- [DATA LINES]:
+ + + +

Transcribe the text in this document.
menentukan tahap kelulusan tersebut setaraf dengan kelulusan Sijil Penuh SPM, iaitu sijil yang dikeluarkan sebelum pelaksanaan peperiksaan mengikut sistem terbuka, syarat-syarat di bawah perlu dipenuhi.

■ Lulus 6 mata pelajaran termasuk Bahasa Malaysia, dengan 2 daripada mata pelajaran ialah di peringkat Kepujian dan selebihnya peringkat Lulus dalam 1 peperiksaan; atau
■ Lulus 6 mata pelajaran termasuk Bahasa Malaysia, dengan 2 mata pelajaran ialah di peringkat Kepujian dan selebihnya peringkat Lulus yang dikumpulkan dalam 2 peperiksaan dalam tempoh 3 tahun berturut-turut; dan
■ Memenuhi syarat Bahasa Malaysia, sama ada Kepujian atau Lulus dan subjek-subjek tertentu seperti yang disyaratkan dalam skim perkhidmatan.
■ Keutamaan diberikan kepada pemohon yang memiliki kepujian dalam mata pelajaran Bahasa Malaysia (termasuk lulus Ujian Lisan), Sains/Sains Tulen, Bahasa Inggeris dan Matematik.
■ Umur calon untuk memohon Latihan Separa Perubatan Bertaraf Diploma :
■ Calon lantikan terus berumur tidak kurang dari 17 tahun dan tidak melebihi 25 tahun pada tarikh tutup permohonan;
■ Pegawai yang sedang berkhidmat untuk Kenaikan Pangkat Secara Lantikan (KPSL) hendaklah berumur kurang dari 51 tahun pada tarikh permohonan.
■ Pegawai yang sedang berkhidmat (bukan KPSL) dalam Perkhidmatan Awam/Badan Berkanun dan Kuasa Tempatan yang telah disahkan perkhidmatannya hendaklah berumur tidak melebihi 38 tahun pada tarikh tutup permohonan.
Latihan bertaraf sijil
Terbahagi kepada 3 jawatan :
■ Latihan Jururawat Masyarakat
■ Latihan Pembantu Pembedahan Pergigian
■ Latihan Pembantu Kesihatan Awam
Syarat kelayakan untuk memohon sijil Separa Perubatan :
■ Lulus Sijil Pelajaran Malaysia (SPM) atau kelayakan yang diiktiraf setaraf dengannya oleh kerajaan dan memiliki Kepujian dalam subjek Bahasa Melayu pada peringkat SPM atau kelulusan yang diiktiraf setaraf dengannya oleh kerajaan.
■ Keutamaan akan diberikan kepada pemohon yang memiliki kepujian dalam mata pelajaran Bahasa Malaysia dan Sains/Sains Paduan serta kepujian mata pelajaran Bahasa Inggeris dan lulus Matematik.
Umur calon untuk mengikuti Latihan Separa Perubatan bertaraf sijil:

+ + + +

- [TASK STATEMENT]:
Set down every record above exactly as given.

- [SOLUTION TO THE PROBLEM]:
Transcribe the text in this document.
menentukan tahap kelulusan tersebut setaraf dengan kelulusan Sijil Penuh SPM, iaitu sijil yang dikeluarkan sebelum pelaksanaan peperiksaan mengikut sistem terbuka, syarat-syarat di bawah perlu dipenuhi.

■ Lulus 6 mata pelajaran termasuk Bahasa Malaysia, dengan 2 daripada mata pelajaran ialah di peringkat Kepujian dan selebihnya peringkat Lulus dalam 1 peperiksaan; atau
■ Lulus 6 mata pelajaran termasuk Bahasa Malaysia, dengan 2 mata pelajaran ialah di peringkat Kepujian dan selebihnya peringkat Lulus yang dikumpulkan dalam 2 peperiksaan dalam tempoh 3 tahun berturut-turut; dan
■ Memenuhi syarat Bahasa Malaysia, sama ada Kepujian atau Lulus dan subjek-subjek tertentu seperti yang disyaratkan dalam skim perkhidmatan.
■ Keutamaan diberikan kepada pemohon yang memiliki kepujian dalam mata pelajaran Bahasa Malaysia (termasuk lulus Ujian Lisan), Sains/Sains Tulen, Bahasa Inggeris dan Matematik.
■ Umur calon untuk memohon Latihan Separa Perubatan Bertaraf Diploma :
■ Calon lantikan terus berumur tidak kurang dari 17 tahun dan tidak melebihi 25 tahun pada tarikh tutup permohonan;
■ Pegawai yang sedang berkhidmat untuk Kenaikan Pangkat Secara Lantikan (KPSL) hendaklah berumur kurang dari 51 tahun pada tarikh permohonan.
■ Pegawai yang sedang berkhidmat (bukan KPSL) dalam Perkhidmatan Awam/Badan Berkanun dan Kuasa Tempatan yang telah disahkan perkhidmatannya hendaklah berumur tidak melebihi 38 tahun pada tarikh tutup permohonan.
Latihan bertaraf sijil
Terbahagi kepada 3 jawatan :
■ Latihan Jururawat Masyarakat
■ Latihan Pembantu Pembedahan Pergigian
■ Latihan Pembantu Kesihatan Awam
Syarat kelayakan untuk memohon sijil Separa Perubatan :
■ Lulus Sijil Pelajaran Malaysia (SPM) atau kelayakan yang diiktiraf setaraf dengannya oleh kerajaan dan memiliki Kepujian dalam subjek Bahasa Melayu pada peringkat SPM atau kelulusan yang diiktiraf setaraf dengannya oleh kerajaan.
■ Keutamaan akan diberikan kepada pemohon yang memiliki kepujian dalam mata pelajaran Bahasa Malaysia dan Sains/Sains Paduan serta kepujian mata pelajaran Bahasa Inggeris dan lulus Matematik.
Umur calon untuk mengikuti Latihan Separa Perubatan bertaraf sijil:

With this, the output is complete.